▶ **DATA SHOWN**:
******
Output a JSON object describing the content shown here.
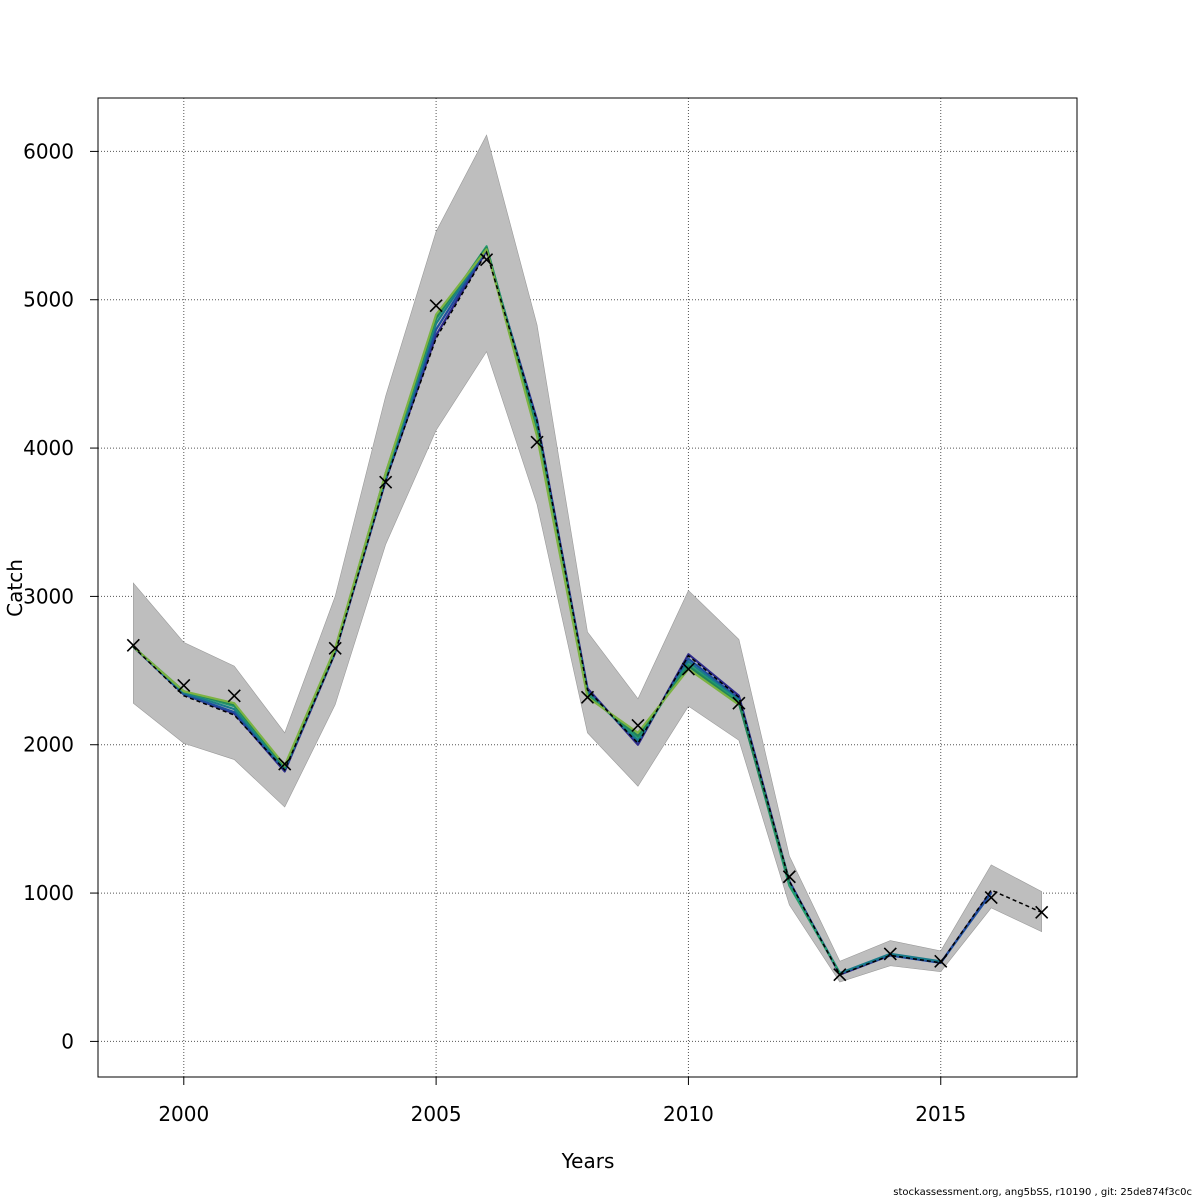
{
  "chart_data": {
    "type": "line",
    "xlabel": "Years",
    "ylabel": "Catch",
    "xlim": [
      1998.3,
      2017.7
    ],
    "ylim": [
      -240,
      6360
    ],
    "x_ticks": [
      2000,
      2005,
      2010,
      2015
    ],
    "y_ticks": [
      0,
      1000,
      2000,
      3000,
      4000,
      5000,
      6000
    ],
    "grid": true,
    "x": [
      1999,
      2000,
      2001,
      2002,
      2003,
      2004,
      2005,
      2006,
      2007,
      2008,
      2009,
      2010,
      2011,
      2012,
      2013,
      2014,
      2015,
      2016,
      2017
    ],
    "band_lower": [
      2280,
      2010,
      1900,
      1580,
      2270,
      3350,
      4120,
      4650,
      3620,
      2080,
      1720,
      2260,
      2030,
      920,
      400,
      510,
      470,
      900,
      740
    ],
    "band_upper": [
      3090,
      2690,
      2530,
      2080,
      3000,
      4350,
      5460,
      6110,
      4830,
      2760,
      2310,
      3040,
      2710,
      1250,
      540,
      680,
      610,
      1190,
      1010
    ],
    "observed": [
      2670,
      2400,
      2330,
      1870,
      2650,
      3770,
      4960,
      5270,
      4040,
      2320,
      2130,
      2510,
      2280,
      1110,
      450,
      590,
      540,
      970,
      870
    ],
    "fitted": [
      2660,
      2330,
      2200,
      1830,
      2620,
      3780,
      4740,
      5320,
      4180,
      2370,
      2010,
      2600,
      2320,
      1080,
      450,
      580,
      530,
      1020,
      870
    ],
    "series": [
      {
        "color": "#2e2a8a",
        "values": [
          2660,
          2340,
          2210,
          1820,
          2620,
          3780,
          4760,
          5330,
          4190,
          2380,
          2000,
          2610,
          2330,
          1080,
          450,
          580,
          530,
          1010,
          null
        ]
      },
      {
        "color": "#1f4e9e",
        "values": [
          2660,
          2340,
          2220,
          1830,
          2630,
          3790,
          4800,
          5340,
          4170,
          2360,
          2020,
          2580,
          2310,
          1070,
          460,
          580,
          530,
          1000,
          null
        ]
      },
      {
        "color": "#1a7b8a",
        "values": [
          2660,
          2350,
          2240,
          1840,
          2630,
          3800,
          4840,
          5350,
          4150,
          2350,
          2030,
          2560,
          2300,
          1060,
          460,
          590,
          540,
          null,
          null
        ]
      },
      {
        "color": "#239c6e",
        "values": [
          2660,
          2360,
          2260,
          1850,
          2640,
          3820,
          4870,
          5360,
          4120,
          2340,
          2050,
          2540,
          2290,
          1050,
          460,
          null,
          null,
          null,
          null
        ]
      },
      {
        "color": "#21845a",
        "values": [
          2660,
          2360,
          2270,
          1850,
          2640,
          3830,
          4880,
          5350,
          4100,
          2330,
          2060,
          2530,
          2280,
          1080,
          null,
          null,
          null,
          null,
          null
        ]
      },
      {
        "color": "#7cb342",
        "values": [
          2660,
          2360,
          2280,
          1860,
          2650,
          3830,
          4900,
          5340,
          4080,
          2320,
          2080,
          2510,
          2270,
          null,
          null,
          null,
          null,
          null,
          null
        ]
      }
    ],
    "band_color": "#bebebe"
  },
  "footer_text": "stockassessment.org, ang5bSS, r10190 , git: 25de874f3c0c"
}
******
▶ **PROBLEM DESCRIPTION**: Exactly reproduce each record, leaving out any pictures.

▶ **FULL RESPONSE**:
Output a JSON object describing the content shown here.
{
  "chart_data": {
    "type": "line",
    "xlabel": "Years",
    "ylabel": "Catch",
    "xlim": [
      1998.3,
      2017.7
    ],
    "ylim": [
      -240,
      6360
    ],
    "x_ticks": [
      2000,
      2005,
      2010,
      2015
    ],
    "y_ticks": [
      0,
      1000,
      2000,
      3000,
      4000,
      5000,
      6000
    ],
    "grid": true,
    "x": [
      1999,
      2000,
      2001,
      2002,
      2003,
      2004,
      2005,
      2006,
      2007,
      2008,
      2009,
      2010,
      2011,
      2012,
      2013,
      2014,
      2015,
      2016,
      2017
    ],
    "band_lower": [
      2280,
      2010,
      1900,
      1580,
      2270,
      3350,
      4120,
      4650,
      3620,
      2080,
      1720,
      2260,
      2030,
      920,
      400,
      510,
      470,
      900,
      740
    ],
    "band_upper": [
      3090,
      2690,
      2530,
      2080,
      3000,
      4350,
      5460,
      6110,
      4830,
      2760,
      2310,
      3040,
      2710,
      1250,
      540,
      680,
      610,
      1190,
      1010
    ],
    "observed": [
      2670,
      2400,
      2330,
      1870,
      2650,
      3770,
      4960,
      5270,
      4040,
      2320,
      2130,
      2510,
      2280,
      1110,
      450,
      590,
      540,
      970,
      870
    ],
    "fitted": [
      2660,
      2330,
      2200,
      1830,
      2620,
      3780,
      4740,
      5320,
      4180,
      2370,
      2010,
      2600,
      2320,
      1080,
      450,
      580,
      530,
      1020,
      870
    ],
    "series": [
      {
        "color": "#2e2a8a",
        "values": [
          2660,
          2340,
          2210,
          1820,
          2620,
          3780,
          4760,
          5330,
          4190,
          2380,
          2000,
          2610,
          2330,
          1080,
          450,
          580,
          530,
          1010,
          null
        ]
      },
      {
        "color": "#1f4e9e",
        "values": [
          2660,
          2340,
          2220,
          1830,
          2630,
          3790,
          4800,
          5340,
          4170,
          2360,
          2020,
          2580,
          2310,
          1070,
          460,
          580,
          530,
          1000,
          null
        ]
      },
      {
        "color": "#1a7b8a",
        "values": [
          2660,
          2350,
          2240,
          1840,
          2630,
          3800,
          4840,
          5350,
          4150,
          2350,
          2030,
          2560,
          2300,
          1060,
          460,
          590,
          540,
          null,
          null
        ]
      },
      {
        "color": "#239c6e",
        "values": [
          2660,
          2360,
          2260,
          1850,
          2640,
          3820,
          4870,
          5360,
          4120,
          2340,
          2050,
          2540,
          2290,
          1050,
          460,
          null,
          null,
          null,
          null
        ]
      },
      {
        "color": "#21845a",
        "values": [
          2660,
          2360,
          2270,
          1850,
          2640,
          3830,
          4880,
          5350,
          4100,
          2330,
          2060,
          2530,
          2280,
          1080,
          null,
          null,
          null,
          null,
          null
        ]
      },
      {
        "color": "#7cb342",
        "values": [
          2660,
          2360,
          2280,
          1860,
          2650,
          3830,
          4900,
          5340,
          4080,
          2320,
          2080,
          2510,
          2270,
          null,
          null,
          null,
          null,
          null,
          null
        ]
      }
    ],
    "band_color": "#bebebe"
  },
  "footer_text": "stockassessment.org, ang5bSS, r10190 , git: 25de874f3c0c"
}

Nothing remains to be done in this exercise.